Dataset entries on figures
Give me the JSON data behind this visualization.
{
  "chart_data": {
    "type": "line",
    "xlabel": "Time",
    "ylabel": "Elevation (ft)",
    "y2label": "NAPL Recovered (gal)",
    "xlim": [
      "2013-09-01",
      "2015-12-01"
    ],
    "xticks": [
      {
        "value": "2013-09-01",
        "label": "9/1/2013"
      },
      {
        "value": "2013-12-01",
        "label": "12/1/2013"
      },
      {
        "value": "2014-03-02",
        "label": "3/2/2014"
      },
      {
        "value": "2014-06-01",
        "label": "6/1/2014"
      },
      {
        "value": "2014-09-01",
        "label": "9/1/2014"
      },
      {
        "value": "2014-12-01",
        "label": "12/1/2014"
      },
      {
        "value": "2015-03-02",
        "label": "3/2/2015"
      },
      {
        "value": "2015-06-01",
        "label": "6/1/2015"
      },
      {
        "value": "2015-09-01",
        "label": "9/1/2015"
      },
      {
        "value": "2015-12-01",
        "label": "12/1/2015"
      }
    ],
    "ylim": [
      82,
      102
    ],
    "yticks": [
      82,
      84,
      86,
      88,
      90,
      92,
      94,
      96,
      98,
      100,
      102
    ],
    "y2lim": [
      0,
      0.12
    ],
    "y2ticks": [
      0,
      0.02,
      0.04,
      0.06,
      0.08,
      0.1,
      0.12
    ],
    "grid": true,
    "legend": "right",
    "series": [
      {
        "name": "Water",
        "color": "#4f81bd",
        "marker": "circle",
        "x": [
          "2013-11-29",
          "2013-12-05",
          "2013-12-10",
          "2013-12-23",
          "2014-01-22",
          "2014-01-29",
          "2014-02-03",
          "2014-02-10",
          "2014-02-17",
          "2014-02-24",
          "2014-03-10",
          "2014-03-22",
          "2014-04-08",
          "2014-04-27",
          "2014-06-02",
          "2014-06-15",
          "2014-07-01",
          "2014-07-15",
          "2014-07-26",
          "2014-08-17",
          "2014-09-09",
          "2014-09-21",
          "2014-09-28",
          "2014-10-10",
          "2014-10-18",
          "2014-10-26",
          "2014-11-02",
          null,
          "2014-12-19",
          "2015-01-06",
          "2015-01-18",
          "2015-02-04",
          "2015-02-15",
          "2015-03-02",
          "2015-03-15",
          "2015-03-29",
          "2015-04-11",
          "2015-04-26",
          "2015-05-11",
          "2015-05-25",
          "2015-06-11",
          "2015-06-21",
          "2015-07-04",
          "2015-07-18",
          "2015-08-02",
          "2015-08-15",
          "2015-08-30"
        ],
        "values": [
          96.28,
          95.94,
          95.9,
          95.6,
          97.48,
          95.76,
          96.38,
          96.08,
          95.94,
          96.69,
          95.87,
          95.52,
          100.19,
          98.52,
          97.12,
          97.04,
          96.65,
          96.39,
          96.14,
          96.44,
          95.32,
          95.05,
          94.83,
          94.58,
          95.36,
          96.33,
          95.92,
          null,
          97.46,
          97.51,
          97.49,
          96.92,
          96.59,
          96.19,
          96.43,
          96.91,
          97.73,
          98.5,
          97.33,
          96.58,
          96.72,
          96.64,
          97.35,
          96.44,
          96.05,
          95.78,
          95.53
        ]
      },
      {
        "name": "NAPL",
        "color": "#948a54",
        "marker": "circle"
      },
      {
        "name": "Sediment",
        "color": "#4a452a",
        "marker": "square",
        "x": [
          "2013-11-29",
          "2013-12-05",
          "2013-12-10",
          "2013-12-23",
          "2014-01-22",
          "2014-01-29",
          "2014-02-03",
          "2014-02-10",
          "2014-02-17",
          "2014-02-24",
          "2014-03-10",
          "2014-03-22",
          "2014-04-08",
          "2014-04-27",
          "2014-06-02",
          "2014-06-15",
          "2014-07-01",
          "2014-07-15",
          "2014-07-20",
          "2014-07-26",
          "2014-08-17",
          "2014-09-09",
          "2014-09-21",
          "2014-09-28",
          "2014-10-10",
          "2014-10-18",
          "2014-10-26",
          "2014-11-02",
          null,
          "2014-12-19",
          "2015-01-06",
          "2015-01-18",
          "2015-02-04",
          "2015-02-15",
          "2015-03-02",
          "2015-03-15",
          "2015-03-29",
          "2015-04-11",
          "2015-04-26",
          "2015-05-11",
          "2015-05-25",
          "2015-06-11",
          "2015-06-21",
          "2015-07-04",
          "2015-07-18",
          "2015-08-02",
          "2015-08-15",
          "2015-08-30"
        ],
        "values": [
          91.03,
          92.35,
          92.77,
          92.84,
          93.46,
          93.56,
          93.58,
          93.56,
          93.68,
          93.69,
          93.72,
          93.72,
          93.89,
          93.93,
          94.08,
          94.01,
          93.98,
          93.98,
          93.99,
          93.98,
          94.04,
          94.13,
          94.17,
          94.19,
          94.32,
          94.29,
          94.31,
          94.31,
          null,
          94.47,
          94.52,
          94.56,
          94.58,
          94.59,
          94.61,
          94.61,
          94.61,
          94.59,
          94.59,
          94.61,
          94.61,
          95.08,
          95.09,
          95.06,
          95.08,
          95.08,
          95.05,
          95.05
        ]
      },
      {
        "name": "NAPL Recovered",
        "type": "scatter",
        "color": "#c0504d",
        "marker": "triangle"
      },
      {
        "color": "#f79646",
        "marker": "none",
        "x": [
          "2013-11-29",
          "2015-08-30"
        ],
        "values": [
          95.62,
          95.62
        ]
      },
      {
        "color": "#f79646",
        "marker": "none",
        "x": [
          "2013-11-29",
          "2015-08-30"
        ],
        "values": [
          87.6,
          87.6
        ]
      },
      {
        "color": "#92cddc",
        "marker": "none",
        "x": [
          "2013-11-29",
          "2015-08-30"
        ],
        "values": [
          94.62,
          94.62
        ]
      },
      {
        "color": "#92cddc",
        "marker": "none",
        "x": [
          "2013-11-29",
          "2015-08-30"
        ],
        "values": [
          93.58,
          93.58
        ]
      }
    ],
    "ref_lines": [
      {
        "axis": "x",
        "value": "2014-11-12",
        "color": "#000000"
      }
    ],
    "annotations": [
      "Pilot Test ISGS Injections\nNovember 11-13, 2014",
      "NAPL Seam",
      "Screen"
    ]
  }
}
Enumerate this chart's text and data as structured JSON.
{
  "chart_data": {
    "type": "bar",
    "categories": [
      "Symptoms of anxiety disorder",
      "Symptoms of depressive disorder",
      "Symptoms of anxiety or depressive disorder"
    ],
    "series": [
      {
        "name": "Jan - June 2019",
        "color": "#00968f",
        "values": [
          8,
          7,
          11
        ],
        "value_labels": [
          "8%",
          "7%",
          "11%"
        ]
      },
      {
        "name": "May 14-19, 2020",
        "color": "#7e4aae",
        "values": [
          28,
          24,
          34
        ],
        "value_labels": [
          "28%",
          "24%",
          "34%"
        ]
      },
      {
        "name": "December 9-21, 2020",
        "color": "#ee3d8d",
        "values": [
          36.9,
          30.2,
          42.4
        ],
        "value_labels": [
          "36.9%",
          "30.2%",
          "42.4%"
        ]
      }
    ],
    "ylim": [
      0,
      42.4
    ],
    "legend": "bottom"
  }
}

* [Directions]: Go through the listing above and pull out each line containing the word "JSON".

* [Right answer]:
Give me the JSON data behind this visualization.
Enumerate this chart's text and data as structured JSON.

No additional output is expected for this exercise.